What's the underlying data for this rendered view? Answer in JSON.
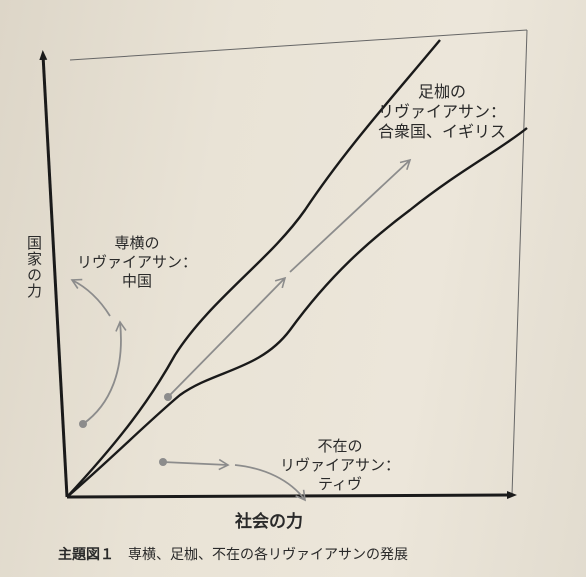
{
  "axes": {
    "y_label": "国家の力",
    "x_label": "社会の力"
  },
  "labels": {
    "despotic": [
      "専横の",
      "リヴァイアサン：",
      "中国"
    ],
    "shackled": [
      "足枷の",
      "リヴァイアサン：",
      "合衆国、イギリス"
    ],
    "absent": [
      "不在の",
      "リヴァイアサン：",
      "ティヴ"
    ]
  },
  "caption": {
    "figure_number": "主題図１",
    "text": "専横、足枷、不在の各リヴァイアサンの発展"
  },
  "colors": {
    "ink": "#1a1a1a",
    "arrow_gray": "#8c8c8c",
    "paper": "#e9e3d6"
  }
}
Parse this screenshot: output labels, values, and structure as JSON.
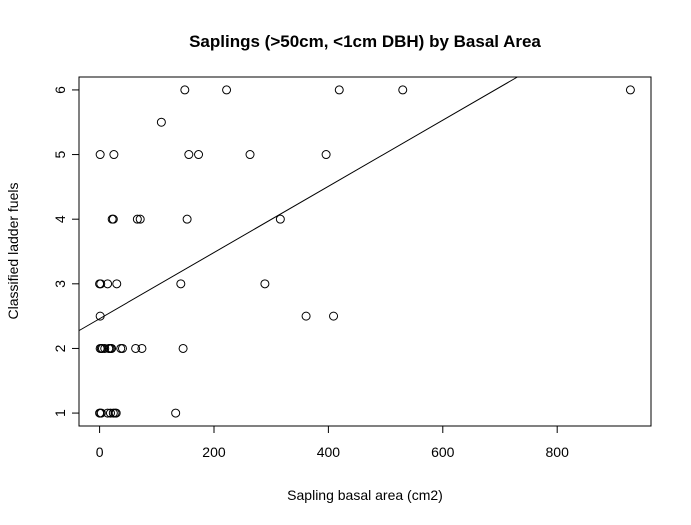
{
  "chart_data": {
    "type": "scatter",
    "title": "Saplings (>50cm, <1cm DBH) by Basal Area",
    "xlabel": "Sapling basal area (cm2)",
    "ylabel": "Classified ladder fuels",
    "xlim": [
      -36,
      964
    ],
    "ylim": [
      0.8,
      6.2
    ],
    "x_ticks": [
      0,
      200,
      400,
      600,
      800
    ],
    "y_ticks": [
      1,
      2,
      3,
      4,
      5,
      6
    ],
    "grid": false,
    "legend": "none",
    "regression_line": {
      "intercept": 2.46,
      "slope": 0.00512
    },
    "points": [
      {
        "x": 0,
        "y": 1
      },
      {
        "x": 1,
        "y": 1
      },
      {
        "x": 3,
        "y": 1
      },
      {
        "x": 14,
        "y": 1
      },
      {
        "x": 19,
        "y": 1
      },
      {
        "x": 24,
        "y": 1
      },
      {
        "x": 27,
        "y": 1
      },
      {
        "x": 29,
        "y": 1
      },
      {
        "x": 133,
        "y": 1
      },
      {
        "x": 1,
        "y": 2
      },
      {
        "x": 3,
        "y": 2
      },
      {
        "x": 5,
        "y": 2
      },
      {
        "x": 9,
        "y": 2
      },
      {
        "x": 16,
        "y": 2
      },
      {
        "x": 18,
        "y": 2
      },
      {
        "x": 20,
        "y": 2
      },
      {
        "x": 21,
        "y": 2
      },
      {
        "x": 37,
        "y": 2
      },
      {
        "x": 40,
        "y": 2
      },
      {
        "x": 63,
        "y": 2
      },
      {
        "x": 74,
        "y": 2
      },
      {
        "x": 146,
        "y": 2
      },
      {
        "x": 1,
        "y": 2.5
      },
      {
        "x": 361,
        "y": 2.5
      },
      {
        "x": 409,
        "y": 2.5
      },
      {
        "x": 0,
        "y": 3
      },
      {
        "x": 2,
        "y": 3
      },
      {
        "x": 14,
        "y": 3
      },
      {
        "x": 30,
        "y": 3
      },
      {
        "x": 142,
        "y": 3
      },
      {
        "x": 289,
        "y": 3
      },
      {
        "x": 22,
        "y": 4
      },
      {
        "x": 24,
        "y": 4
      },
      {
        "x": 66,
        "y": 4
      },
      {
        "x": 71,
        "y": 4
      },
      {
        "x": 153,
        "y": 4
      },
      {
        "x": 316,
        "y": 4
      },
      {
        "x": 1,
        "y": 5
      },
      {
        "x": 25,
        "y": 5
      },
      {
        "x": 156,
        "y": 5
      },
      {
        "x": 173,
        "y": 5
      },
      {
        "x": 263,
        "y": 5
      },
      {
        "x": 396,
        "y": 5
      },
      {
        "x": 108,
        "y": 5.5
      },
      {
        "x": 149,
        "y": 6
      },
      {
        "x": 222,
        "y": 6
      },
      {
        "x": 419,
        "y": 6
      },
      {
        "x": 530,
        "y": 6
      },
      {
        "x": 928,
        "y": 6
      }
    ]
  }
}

........

PROBLEM REQUIREMENTS -
Report all lines of the data above that include the string "JSON".

RESPONSE -
What's the underlying data for this rendered view? Answer in JSON.
Parse this screenshot: output labels, values, and structure as JSON.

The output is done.